-- Material provided start --

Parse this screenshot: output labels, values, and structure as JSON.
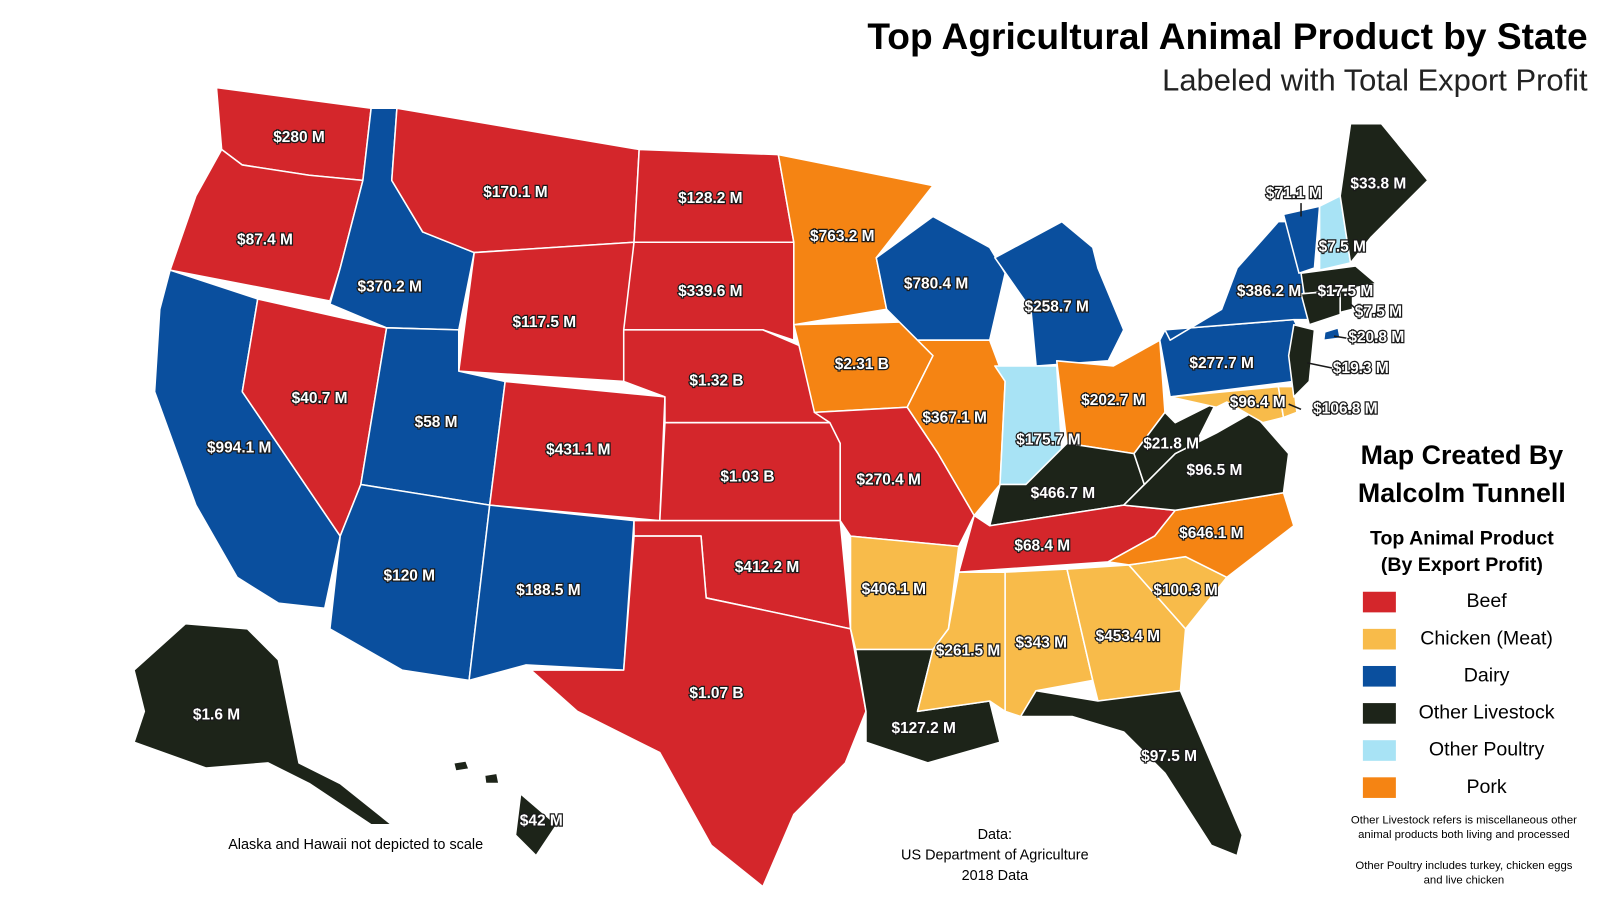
{
  "title": "Top Agricultural Animal Product by State",
  "subtitle": "Labeled with Total Export Profit",
  "credit": [
    "Map Created By",
    "Malcolm Tunnell"
  ],
  "legend": {
    "title": [
      "Top Animal Product",
      "(By Export Profit)"
    ],
    "items": [
      {
        "name": "Beef",
        "color": "#d4262b"
      },
      {
        "name": "Chicken (Meat)",
        "color": "#f8bb4a"
      },
      {
        "name": "Dairy",
        "color": "#0a4f9e"
      },
      {
        "name": "Other Livestock",
        "color": "#1d2419"
      },
      {
        "name": "Other Poultry",
        "color": "#a8e3f5"
      },
      {
        "name": "Pork",
        "color": "#f58413"
      }
    ]
  },
  "notes": [
    [
      "Other Livestock refers is miscellaneous other",
      "animal products both living and processed"
    ],
    [
      "Other Poultry includes turkey, chicken eggs",
      "and live chicken"
    ]
  ],
  "source": [
    "Data:",
    "US Department of Agriculture",
    "2018 Data"
  ],
  "scale_note": "Alaska and Hawaii not depicted to scale",
  "states": [
    {
      "label": "$280 M",
      "product": "Beef"
    },
    {
      "label": "$87.4 M",
      "product": "Beef"
    },
    {
      "label": "$994.1 M",
      "product": "Dairy"
    },
    {
      "label": "$40.7 M",
      "product": "Beef"
    },
    {
      "label": "$370.2 M",
      "product": "Dairy"
    },
    {
      "label": "$170.1 M",
      "product": "Beef"
    },
    {
      "label": "$117.5 M",
      "product": "Beef"
    },
    {
      "label": "$58 M",
      "product": "Dairy"
    },
    {
      "label": "$431.1 M",
      "product": "Beef"
    },
    {
      "label": "$120 M",
      "product": "Dairy"
    },
    {
      "label": "$188.5 M",
      "product": "Dairy"
    },
    {
      "label": "$128.2 M",
      "product": "Beef"
    },
    {
      "label": "$339.6 M",
      "product": "Beef"
    },
    {
      "label": "$1.32 B",
      "product": "Beef"
    },
    {
      "label": "$1.03 B",
      "product": "Beef"
    },
    {
      "label": "$412.2 M",
      "product": "Beef"
    },
    {
      "label": "$1.07 B",
      "product": "Beef"
    },
    {
      "label": "$763.2 M",
      "product": "Pork"
    },
    {
      "label": "$2.31 B",
      "product": "Pork"
    },
    {
      "label": "$270.4 M",
      "product": "Beef"
    },
    {
      "label": "$406.1 M",
      "product": "Chicken (Meat)"
    },
    {
      "label": "$127.2 M",
      "product": "Other Livestock"
    },
    {
      "label": "$780.4 M",
      "product": "Dairy"
    },
    {
      "label": "$367.1 M",
      "product": "Pork"
    },
    {
      "label": "$258.7 M",
      "product": "Dairy"
    },
    {
      "label": "$175.7 M",
      "product": "Other Poultry"
    },
    {
      "label": "$202.7 M",
      "product": "Pork"
    },
    {
      "label": "$466.7 M",
      "product": "Other Livestock"
    },
    {
      "label": "$68.4 M",
      "product": "Beef"
    },
    {
      "label": "$261.5 M",
      "product": "Chicken (Meat)"
    },
    {
      "label": "$343 M",
      "product": "Chicken (Meat)"
    },
    {
      "label": "$453.4 M",
      "product": "Chicken (Meat)"
    },
    {
      "label": "$97.5 M",
      "product": "Other Livestock"
    },
    {
      "label": "$100.3 M",
      "product": "Chicken (Meat)"
    },
    {
      "label": "$646.1 M",
      "product": "Pork"
    },
    {
      "label": "$96.5 M",
      "product": "Other Livestock"
    },
    {
      "label": "$21.8 M",
      "product": "Other Livestock"
    },
    {
      "label": "$277.7 M",
      "product": "Dairy"
    },
    {
      "label": "$386.2 M",
      "product": "Dairy"
    },
    {
      "label": "$96.4 M",
      "product": "Chicken (Meat)"
    },
    {
      "label": "$106.8 M",
      "product": "Chicken (Meat)"
    },
    {
      "label": "$19.3 M",
      "product": "Other Livestock"
    },
    {
      "label": "$71.1 M",
      "product": "Dairy"
    },
    {
      "label": "$7.5 M",
      "product": "Other Poultry"
    },
    {
      "label": "$33.8 M",
      "product": "Other Livestock"
    },
    {
      "label": "$17.5 M",
      "product": "Other Livestock"
    },
    {
      "label": "$7.5 M",
      "product": "Other Livestock"
    },
    {
      "label": "$20.8 M",
      "product": "Dairy"
    },
    {
      "label": "$1.6 M",
      "product": "Other Livestock"
    },
    {
      "label": "$42 M",
      "product": "Other Livestock"
    }
  ]
}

-- Material provided end --

Search the preceding listing for the word "color" and pull out every line that holds it.

        "color": "#d4262b"
        "color": "#f8bb4a"
        "color": "#0a4f9e"
        "color": "#1d2419"
        "color": "#a8e3f5"
        "color": "#f58413"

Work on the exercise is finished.